• Short task:
Every line of the material below should be repeated exactly.

• Dataset content:
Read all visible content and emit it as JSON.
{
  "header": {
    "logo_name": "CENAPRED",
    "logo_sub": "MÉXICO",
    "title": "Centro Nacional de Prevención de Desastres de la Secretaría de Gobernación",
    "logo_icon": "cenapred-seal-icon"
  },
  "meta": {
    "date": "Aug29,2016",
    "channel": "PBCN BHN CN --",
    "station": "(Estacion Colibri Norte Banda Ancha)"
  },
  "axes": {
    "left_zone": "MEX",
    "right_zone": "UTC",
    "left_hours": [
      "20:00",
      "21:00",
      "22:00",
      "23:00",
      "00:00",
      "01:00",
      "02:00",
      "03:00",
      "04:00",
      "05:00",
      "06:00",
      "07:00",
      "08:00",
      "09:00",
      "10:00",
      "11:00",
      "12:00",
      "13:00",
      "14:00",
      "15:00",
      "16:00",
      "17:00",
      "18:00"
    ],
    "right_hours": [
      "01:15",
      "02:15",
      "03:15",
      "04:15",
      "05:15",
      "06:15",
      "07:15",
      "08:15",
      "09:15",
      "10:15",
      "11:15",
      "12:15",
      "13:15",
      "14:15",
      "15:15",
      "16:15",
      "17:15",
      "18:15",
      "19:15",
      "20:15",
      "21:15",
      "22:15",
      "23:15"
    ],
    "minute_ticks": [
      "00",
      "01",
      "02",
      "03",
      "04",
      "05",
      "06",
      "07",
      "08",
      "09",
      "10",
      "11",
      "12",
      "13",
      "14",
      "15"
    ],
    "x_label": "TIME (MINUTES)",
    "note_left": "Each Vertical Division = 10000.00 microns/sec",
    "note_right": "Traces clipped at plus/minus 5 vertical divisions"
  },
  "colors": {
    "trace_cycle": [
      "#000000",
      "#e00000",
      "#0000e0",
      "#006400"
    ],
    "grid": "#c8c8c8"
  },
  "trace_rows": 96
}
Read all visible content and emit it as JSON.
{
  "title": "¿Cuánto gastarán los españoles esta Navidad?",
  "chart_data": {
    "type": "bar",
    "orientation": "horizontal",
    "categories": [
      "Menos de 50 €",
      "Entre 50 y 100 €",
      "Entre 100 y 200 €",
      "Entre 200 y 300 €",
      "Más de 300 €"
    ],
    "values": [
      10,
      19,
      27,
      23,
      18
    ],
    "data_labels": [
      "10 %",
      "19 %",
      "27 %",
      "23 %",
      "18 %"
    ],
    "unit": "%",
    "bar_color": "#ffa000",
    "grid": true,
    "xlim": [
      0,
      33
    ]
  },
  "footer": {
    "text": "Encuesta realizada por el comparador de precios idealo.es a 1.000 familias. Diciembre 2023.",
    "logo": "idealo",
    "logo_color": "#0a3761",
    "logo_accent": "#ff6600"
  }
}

• The completed task:
Read all visible content and emit it as JSON.
{
  "header": {
    "logo_name": "CENAPRED",
    "logo_sub": "MÉXICO",
    "title": "Centro Nacional de Prevención de Desastres de la Secretaría de Gobernación",
    "logo_icon": "cenapred-seal-icon"
  },
  "meta": {
    "date": "Aug29,2016",
    "channel": "PBCN BHN CN --",
    "station": "(Estacion Colibri Norte Banda Ancha)"
  },
  "axes": {
    "left_zone": "MEX",
    "right_zone": "UTC",
    "left_hours": [
      "20:00",
      "21:00",
      "22:00",
      "23:00",
      "00:00",
      "01:00",
      "02:00",
      "03:00",
      "04:00",
      "05:00",
      "06:00",
      "07:00",
      "08:00",
      "09:00",
      "10:00",
      "11:00",
      "12:00",
      "13:00",
      "14:00",
      "15:00",
      "16:00",
      "17:00",
      "18:00"
    ],
    "right_hours": [
      "01:15",
      "02:15",
      "03:15",
      "04:15",
      "05:15",
      "06:15",
      "07:15",
      "08:15",
      "09:15",
      "10:15",
      "11:15",
      "12:15",
      "13:15",
      "14:15",
      "15:15",
      "16:15",
      "17:15",
      "18:15",
      "19:15",
      "20:15",
      "21:15",
      "22:15",
      "23:15"
    ],
    "minute_ticks": [
      "00",
      "01",
      "02",
      "03",
      "04",
      "05",
      "06",
      "07",
      "08",
      "09",
      "10",
      "11",
      "12",
      "13",
      "14",
      "15"
    ],
    "x_label": "TIME (MINUTES)",
    "note_left": "Each Vertical Division = 10000.00 microns/sec",
    "note_right": "Traces clipped at plus/minus 5 vertical divisions"
  },
  "colors": {
    "trace_cycle": [
      "#000000",
      "#e00000",
      "#0000e0",
      "#006400"
    ],
    "grid": "#c8c8c8"
  },
  "trace_rows": 96
}
Read all visible content and emit it as JSON.
{
  "title": "¿Cuánto gastarán los españoles esta Navidad?",
  "chart_data": {
    "type": "bar",
    "orientation": "horizontal",
    "categories": [
      "Menos de 50 €",
      "Entre 50 y 100 €",
      "Entre 100 y 200 €",
      "Entre 200 y 300 €",
      "Más de 300 €"
    ],
    "values": [
      10,
      19,
      27,
      23,
      18
    ],
    "data_labels": [
      "10 %",
      "19 %",
      "27 %",
      "23 %",
      "18 %"
    ],
    "unit": "%",
    "bar_color": "#ffa000",
    "grid": true,
    "xlim": [
      0,
      33
    ]
  },
  "footer": {
    "text": "Encuesta realizada por el comparador de precios idealo.es a 1.000 familias. Diciembre 2023.",
    "logo": "idealo",
    "logo_color": "#0a3761",
    "logo_accent": "#ff6600"
  }
}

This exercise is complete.